--- Start of EXTRACTED MATERIAL ---
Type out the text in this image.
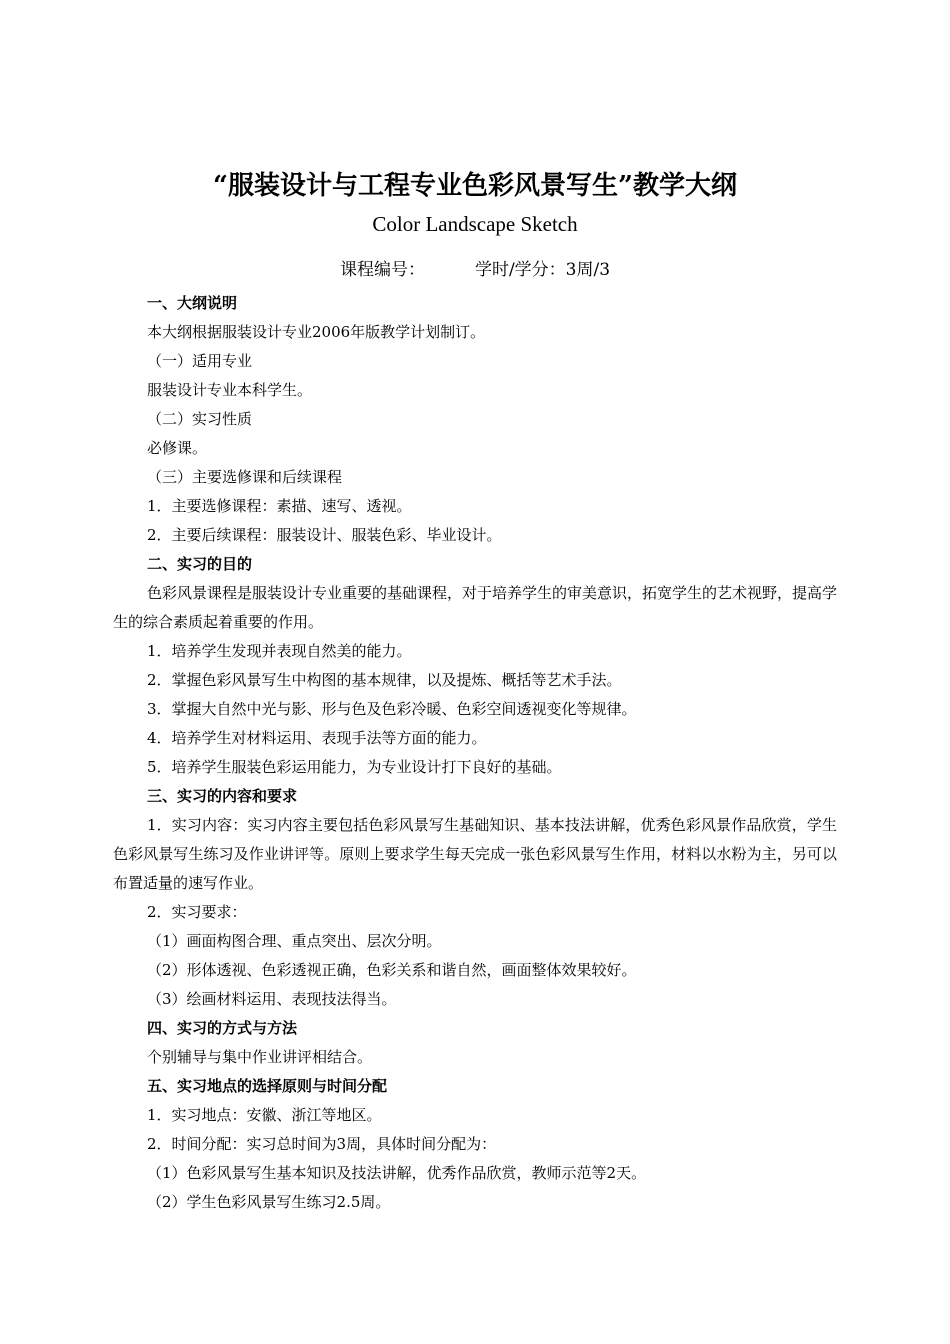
“服装设计与工程专业色彩风景写生”教学大纲
Color Landscape Sketch
课程编号：	学时/学分：3周/3

一、大纲说明

本大纲根据服装设计专业2006年版教学计划制订。

（一）适用专业

服装设计专业本科学生。

（二）实习性质

必修课。

（三）主要选修课和后续课程

1．主要选修课程：素描、速写、透视。

2．主要后续课程：服装设计、服装色彩、毕业设计。

二、实习的目的

色彩风景课程是服装设计专业重要的基础课程，对于培养学生的审美意识，拓宽学生的艺术视野，提高学生的综合素质起着重要的作用。

1．培养学生发现并表现自然美的能力。

2．掌握色彩风景写生中构图的基本规律，以及提炼、概括等艺术手法。

3．掌握大自然中光与影、形与色及色彩冷暖、色彩空间透视变化等规律。

4．培养学生对材料运用、表现手法等方面的能力。

5．培养学生服装色彩运用能力，为专业设计打下良好的基础。

三、实习的内容和要求

1．实习内容：实习内容主要包括色彩风景写生基础知识、基本技法讲解，优秀色彩风景作品欣赏，学生色彩风景写生练习及作业讲评等。原则上要求学生每天完成一张色彩风景写生作用，材料以水粉为主，另可以布置适量的速写作业。

2．实习要求：

（1）画面构图合理、重点突出、层次分明。

（2）形体透视、色彩透视正确，色彩关系和谐自然，画面整体效果较好。

（3）绘画材料运用、表现技法得当。

四、实习的方式与方法

个别辅导与集中作业讲评相结合。

五、实习地点的选择原则与时间分配

1．实习地点：安徽、浙江等地区。

2．时间分配：实习总时间为3周，具体时间分配为：

（1）色彩风景写生基本知识及技法讲解，优秀作品欣赏，教师示范等2天。

（2）学生色彩风景写生练习2.5周。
--- End of EXTRACTED MATERIAL ---
[DO THIS] Copy each line of the records precisely and drop any images they hold.

[SOLVED PROBLEM]
Type out the text in this image.
“服装设计与工程专业色彩风景写生”教学大纲
Color Landscape Sketch
课程编号：	学时/学分：3周/3

一、大纲说明

本大纲根据服装设计专业2006年版教学计划制订。

（一）适用专业

服装设计专业本科学生。

（二）实习性质

必修课。

（三）主要选修课和后续课程

1．主要选修课程：素描、速写、透视。

2．主要后续课程：服装设计、服装色彩、毕业设计。

二、实习的目的

色彩风景课程是服装设计专业重要的基础课程，对于培养学生的审美意识，拓宽学生的艺术视野，提高学生的综合素质起着重要的作用。

1．培养学生发现并表现自然美的能力。

2．掌握色彩风景写生中构图的基本规律，以及提炼、概括等艺术手法。

3．掌握大自然中光与影、形与色及色彩冷暖、色彩空间透视变化等规律。

4．培养学生对材料运用、表现手法等方面的能力。

5．培养学生服装色彩运用能力，为专业设计打下良好的基础。

三、实习的内容和要求

1．实习内容：实习内容主要包括色彩风景写生基础知识、基本技法讲解，优秀色彩风景作品欣赏，学生色彩风景写生练习及作业讲评等。原则上要求学生每天完成一张色彩风景写生作用，材料以水粉为主，另可以布置适量的速写作业。

2．实习要求：

（1）画面构图合理、重点突出、层次分明。

（2）形体透视、色彩透视正确，色彩关系和谐自然，画面整体效果较好。

（3）绘画材料运用、表现技法得当。

四、实习的方式与方法

个别辅导与集中作业讲评相结合。

五、实习地点的选择原则与时间分配

1．实习地点：安徽、浙江等地区。

2．时间分配：实习总时间为3周，具体时间分配为：

（1）色彩风景写生基本知识及技法讲解，优秀作品欣赏，教师示范等2天。

（2）学生色彩风景写生练习2.5周。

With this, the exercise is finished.